(Problems)
**A)** In the article about Isabelle Boemeke's book, set down the passage from "So long as Boemeke’s" up to and including "a quick sale.", word for word.
**B)** In the article about Isabelle Boemeke's book, which 2011 book does Amory Lovins name as a good place to start?

In this way, her framework for thinking about the world appears to be shaped by the thinking of a small group of well-connected wealthy business people and industrialists, largely concentrated in North America and associated with California’s tech industry. One conclusion that may be drawn from this is that Boemeke’s quest to change the world is less about promoting certain ideas in the best interest of humanity, and more about what her rich and powerful friends think is best for humanity.
All of this goes some way to explaining how Boemeke picks her fights. Fossil fuel executives make for convenient bad guys because everyone already thinks they’re bad guys. Boemeke’s true disgust is reserved for a more devious foe: Friends of the Earth and other environmental activists who get in the way of what she and her friends think is progress.
In particular, her attacks on the ghost of David Brower function as an indirect assault on the credibility of the living. In particular, Stanford physicist Amory Lovins, a long time advocate against nuclear power, is singled out for a villain-edit over his long-time association with Friends of the Earth; he is described as an “energy nerd” and “basically the daddy of the ‘100 percent renewables’ idea” who, along with his “groupies” has “arbitrarily” decided that renewables – not nuclear – are the best way to address climate change. Drilled contacted Lovins who described any suggestion Brower took money from an oil executive to attack nuclear as “absurd”, saying “it would be laughable if it were funny”.
He said he had no record that Boemeke sought to contact him before publication to allow him to respond to any criticisms she had of him, and said that her version of history was “wrong from end to end”. Lovins suggested that Stanford Professor Mark Jacobson was a better candidate for the title of “daddy of 100 percent renewables”, even if he had come to similar conclusions after “an independent intellectual pursuit in the public interest, not a religion or cult”. He added that he was surprised to learn he had “groupies”, and that the pursuit of renewables to address climate change is not “arbitrary” as Boemeke suggests, but supported by “science and data” showing that renewables are “the best buy and the cleanest, safety, fairest and most secure choice” for responding to climate change.
“I gather that Ms. Boemeke knows little about the subject and less about me and my work,” Lovins said. “My 2011 book Reinventing Fire would be a good place to start. My general profile is [available online]. And scholarly papers on how to run various regions (or the world) on 100% renewables are not just “several” but over a thousand: start with [this] and [this].”
Boemeke’s treatment of renewables is patronizing, and appears to be cribbed from Shellenberger, who has history with Lovins. Lovins described once being invited to debate Shellenberger “on a topic that turned out to be different than the one we’d agreed,” adding that “[Shellenberger] didn’t do well”. Wind and solar are great, Boemeke does explain, even as she tells her readers that “sometimes the sun barely shines, or the wind barely blows for days at a time” with the same enthusiasm as an oil and gas CEO. Along the way, she repeats all the usual nuclear industry talking points – nuclear is safe, creates jobs, nuclear is the only way to reach net zero, and, of course: a person’s lifetime nuclear waste is about the size of a coke can – itself a Facebook meme created by the Canadian Nuclear Association.
As an exercise in nuclear industry propaganda, Rad Future is painfully mid. This is not the full story, of course, and the book has other issues – but then Boemeke does not expect her readership to pay close attention to anything. As she writes: “there is no wrong way to read this book – and skimming is encouraged.”
“You don’t need to know everything there is to know about nuclear to become a good advocate for it,” she writes.
So long as Boemeke’s readers leave with the vibe that “nuclear good”, it’s job done. None of which is surprising. In both politics and Instagram, follows are currency. Getting new recruits to like and subscribe, however, takes hustle. Whether you’re slinging eyeliner or second-hand ideas to soldiers for a cause, the trick is to never let the whole truth get in the way of a quick sale.
Editor’s note: Drilled’s headline on an earlier version of this story introduced a typo mis-identifying Boemeke as Isabella Boemeke. Her name is Isabelle Boemeke. We regret the error.

(Data provided)

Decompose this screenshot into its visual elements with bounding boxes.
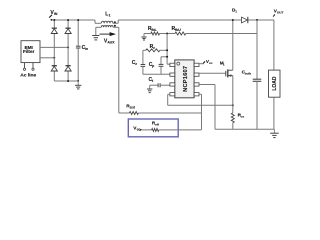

(Answers to the exercises)
**A)**
So long as Boemeke’s readers leave with the vibe that “nuclear good”, it’s job done. None of which is surprising. In both politics and Instagram, follows are currency. Getting new recruits to like and subscribe, however, takes hustle. Whether you’re slinging eyeliner or second-hand ideas to soldiers for a cause, the trick is to never let the whole truth get in the way of a quick sale.

**B)** Reinventing Fire.